■ Requirement
Every line with the string "сирот" should be gathered.

■ Data entries
[start]

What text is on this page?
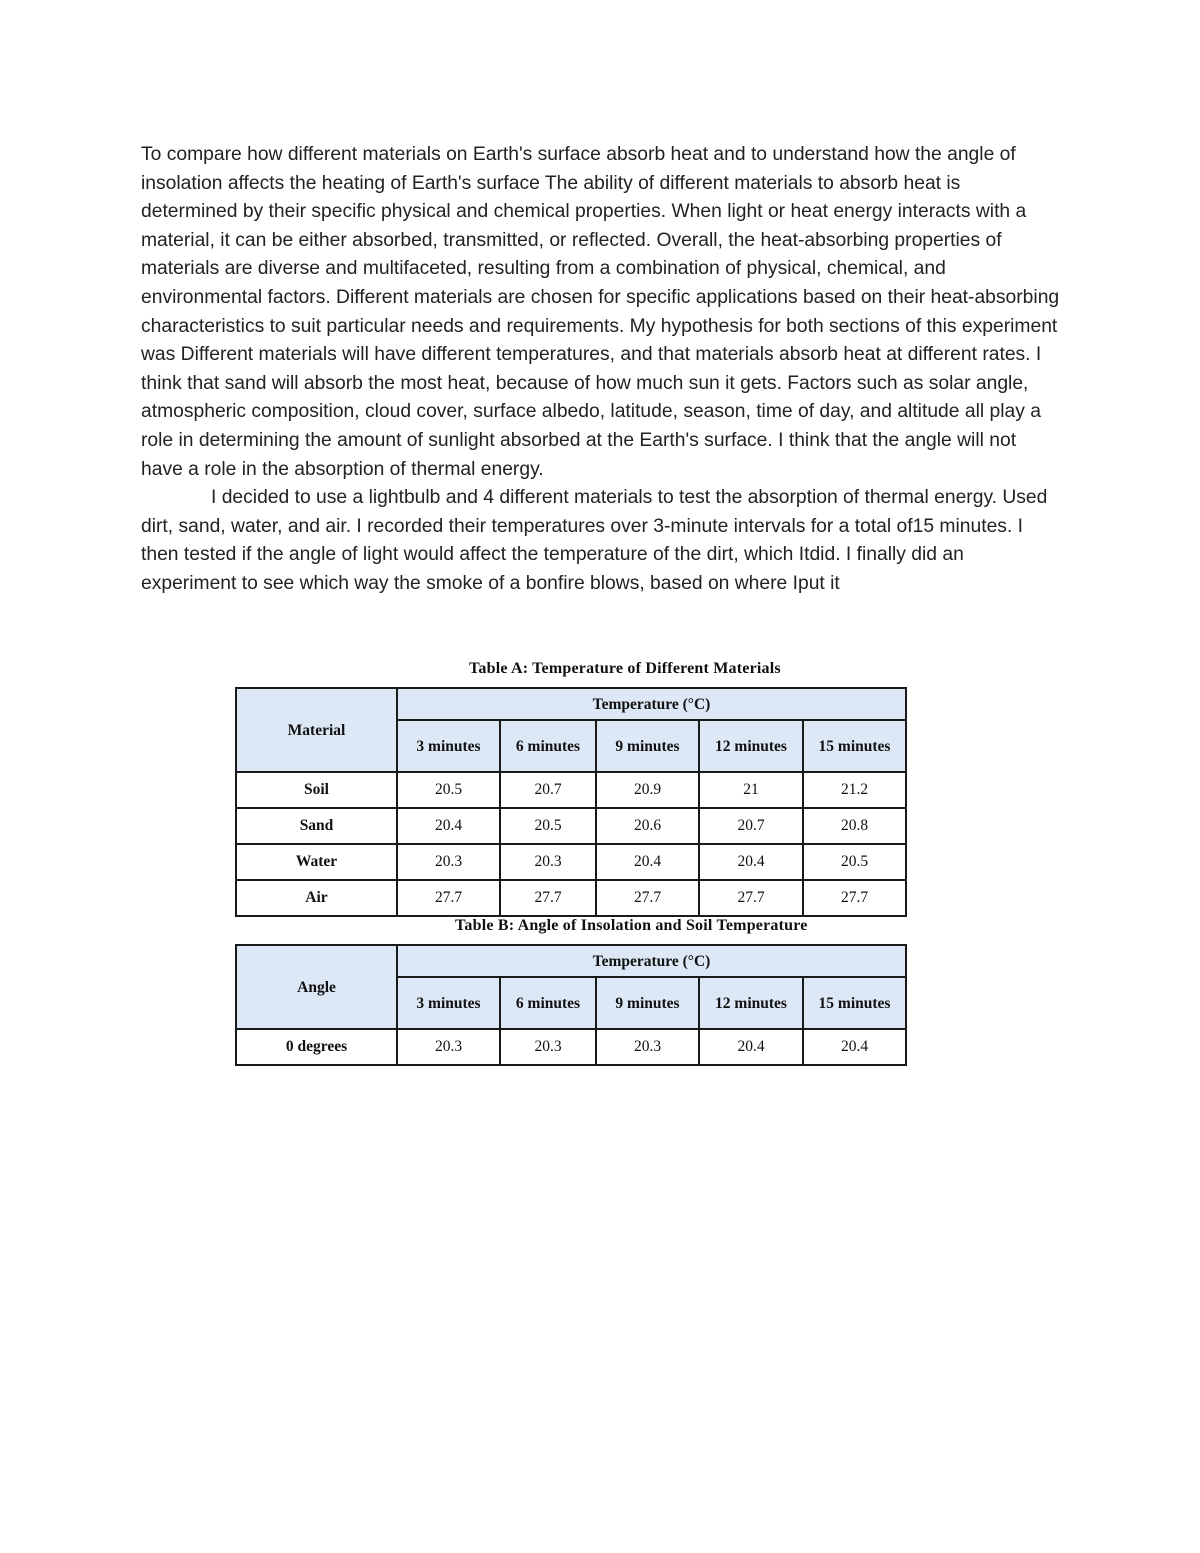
To compare how different materials on Earth's surface absorb heat and to understand how the angle of insolation affects the heating of Earth's surface The ability of different materials to absorb heat is determined by their specific physical and chemical properties. When light or heat energy interacts with a material, it can be either absorbed, transmitted, or reflected. Overall, the heat-absorbing properties of materials are diverse and multifaceted, resulting from a combination of physical, chemical, and environmental factors. Different materials are chosen for specific applications based on their heat-absorbing characteristics to suit particular needs and requirements. My hypothesis for both sections of this experiment was Different materials will have different temperatures, and that materials absorb heat at different rates. I think that sand will absorb the most heat, because of how much sun it gets. Factors such as solar angle, atmospheric composition, cloud cover, surface albedo, latitude, season, time of day, and altitude all play a role in determining the amount of sunlight absorbed at the Earth's surface. I think that the angle will not have a role in the absorption of thermal energy.

I decided to use a lightbulb and 4 different materials to test the absorption of thermal energy. Used dirt, sand, water, and air. I recorded their temperatures over 3-minute intervals for a total of15 minutes. I then tested if the angle of light would affect the temperature of the dirt, which Itdid. I finally did an experiment to see which way the smoke of a bonfire blows, based on where Iput it

Table A: Temperature of Different Materials
Material	Temperature (°C)				
	3 minutes	6 minutes	9 minutes	12 minutes	15 minutes
Soil	20.5	20.7	20.9	21	21.2
Sand	20.4	20.5	20.6	20.7	20.8
Water	20.3	20.3	20.4	20.4	20.5
Air	27.7	27.7	27.7	27.7	27.7
Table B: Angle of Insolation and Soil Temperature
Angle	Temperature (°C)				
	3 minutes	6 minutes	9 minutes	12 minutes	15 minutes
0 degrees	20.3	20.3	20.3	20.4	20.4
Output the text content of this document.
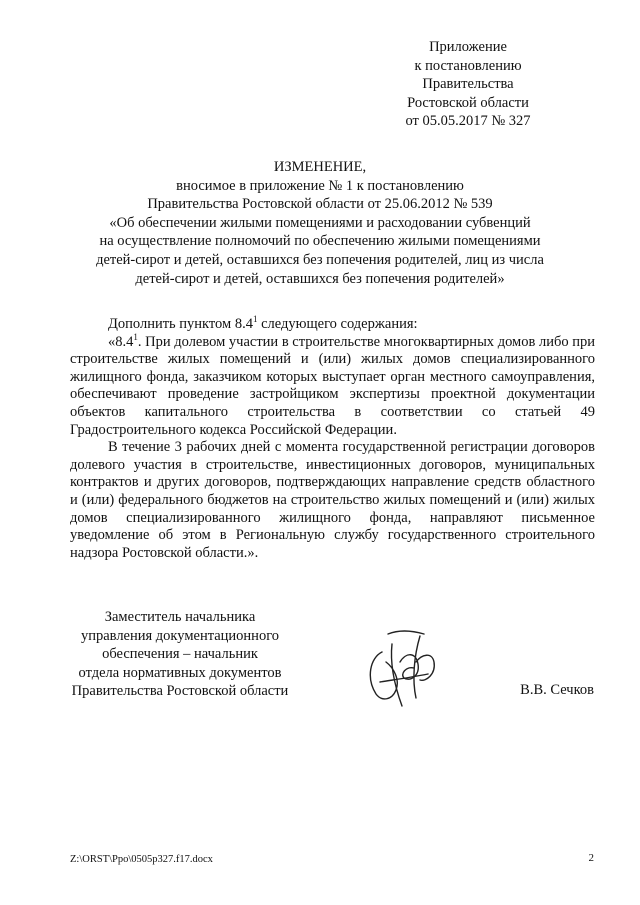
Приложение
к постановлению
Правительства
Ростовской области
от 05.05.2017 № 327
ИЗМЕНЕНИЕ,
вносимое в приложение № 1 к постановлению
Правительства Ростовской области от 25.06.2012 № 539
«Об обеспечении жилыми помещениями и расходовании субвенций
на осуществление полномочий по обеспечению жилыми помещениями
детей-сирот и детей, оставшихся без попечения родителей, лиц из числа
детей-сирот и детей, оставшихся без попечения родителей»

Дополнить пунктом $8.4^1$ следующего содержания:

«$8.4^1$. При долевом участии в строительстве многоквартирных домов либо при строительстве жилых помещений и (или) жилых домов специализированного жилищного фонда, заказчиком которых выступает орган местного самоуправления, обеспечивают проведение застройщиком экспертизы проектной документации объектов капитального строительства в соответствии со статьей 49 Градостроительного кодекса Российской Федерации.

В течение 3 рабочих дней с момента государственной регистрации договоров долевого участия в строительстве, инвестиционных договоров, муниципальных контрактов и других договоров, подтверждающих направление средств областного и (или) федерального бюджетов на строительство жилых помещений и (или) жилых домов специализированного жилищного фонда, направляют письменное уведомление об этом в Региональную службу государственного строительного надзора Ростовской области.».

Заместитель начальника
управления документационного
обеспечения – начальник
отдела нормативных документов
Правительства Ростовской области	В.В. Сечков
Z:\ORST\Ppo\0505p327.f17.docx	2
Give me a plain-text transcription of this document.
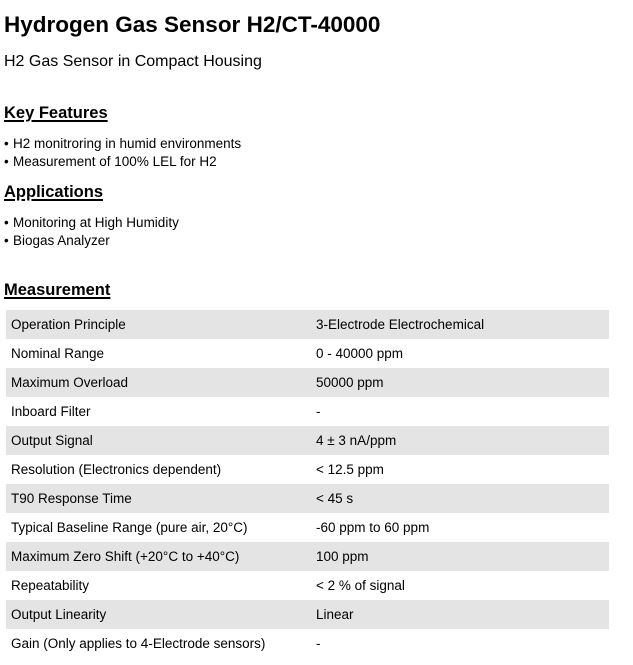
Hydrogen Gas Sensor H2/CT-40000

H2 Gas Sensor in Compact Housing

Key Features
• H2 monitroring in humid environments
• Measurement of 100% LEL for H2
Applications
• Monitoring at High Humidity
• Biogas Analyzer
Measurement
Operation Principle	3-Electrode Electrochemical
Nominal Range	0 - 40000 ppm
Maximum Overload	50000 ppm
Inboard Filter	-
Output Signal	4 ± 3 nA/ppm
Resolution (Electronics dependent)	< 12.5 ppm
T90 Response Time	< 45 s
Typical Baseline Range (pure air, 20°C)	-60 ppm to 60 ppm
Maximum Zero Shift (+20°C to +40°C)	100 ppm
Repeatability	< 2 % of signal
Output Linearity	Linear
Gain (Only applies to 4-Electrode sensors)	-
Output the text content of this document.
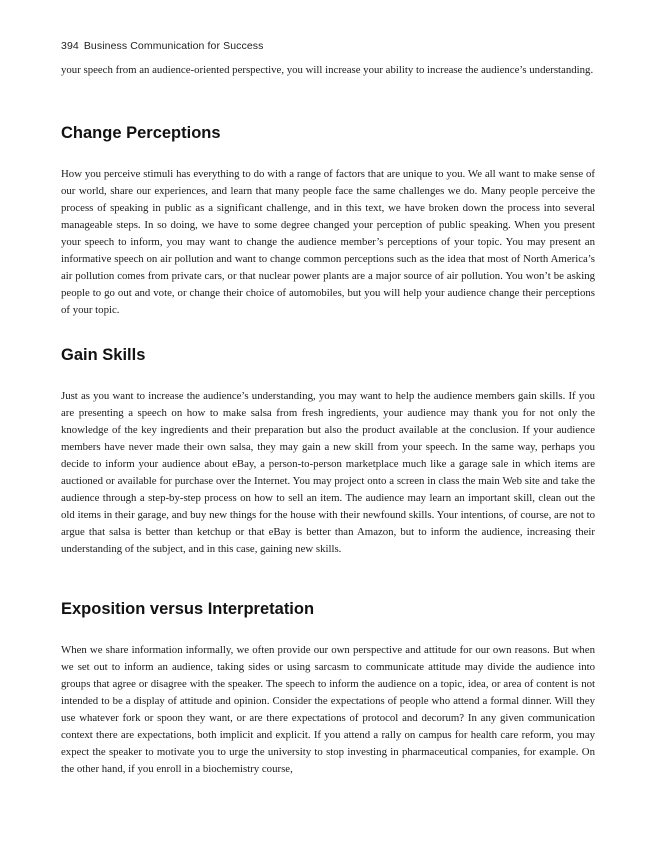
394 Business Communication for Success

your speech from an audience-oriented perspective, you will increase your ability to increase the audience’s understanding.

Change Perceptions

How you perceive stimuli has everything to do with a range of factors that are unique to you. We all want to make sense of our world, share our experiences, and learn that many people face the same challenges we do. Many people perceive the process of speaking in public as a significant challenge, and in this text, we have broken down the process into several manageable steps. In so doing, we have to some degree changed your perception of public speaking. When you present your speech to inform, you may want to change the audience member’s perceptions of your topic. You may present an informative speech on air pollution and want to change common perceptions such as the idea that most of North America’s air pollution comes from private cars, or that nuclear power plants are a major source of air pollution. You won’t be asking people to go out and vote, or change their choice of automobiles, but you will help your audience change their perceptions of your topic.

Gain Skills

Just as you want to increase the audience’s understanding, you may want to help the audience members gain skills. If you are presenting a speech on how to make salsa from fresh ingredients, your audience may thank you for not only the knowledge of the key ingredients and their preparation but also the product available at the conclusion. If your audience members have never made their own salsa, they may gain a new skill from your speech. In the same way, perhaps you decide to inform your audience about eBay, a person-to-person marketplace much like a garage sale in which items are auctioned or available for purchase over the Internet. You may project onto a screen in class the main Web site and take the audience through a step-by-step process on how to sell an item. The audience may learn an important skill, clean out the old items in their garage, and buy new things for the house with their newfound skills. Your intentions, of course, are not to argue that salsa is better than ketchup or that eBay is better than Amazon, but to inform the audience, increasing their understanding of the subject, and in this case, gaining new skills.

Exposition versus Interpretation

When we share information informally, we often provide our own perspective and attitude for our own reasons. But when we set out to inform an audience, taking sides or using sarcasm to communicate attitude may divide the audience into groups that agree or disagree with the speaker. The speech to inform the audience on a topic, idea, or area of content is not intended to be a display of attitude and opinion. Consider the expectations of people who attend a formal dinner. Will they use whatever fork or spoon they want, or are there expectations of protocol and decorum? In any given communication context there are expectations, both implicit and explicit. If you attend a rally on campus for health care reform, you may expect the speaker to motivate you to urge the university to stop investing in pharmaceutical companies, for example. On the other hand, if you enroll in a biochemistry course,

[end]

■ Response to the exercise
детей-сирот и детей, оставшихся без попечения родителей, лиц из числа
детей-сирот и детей, оставшихся без попечения родителей»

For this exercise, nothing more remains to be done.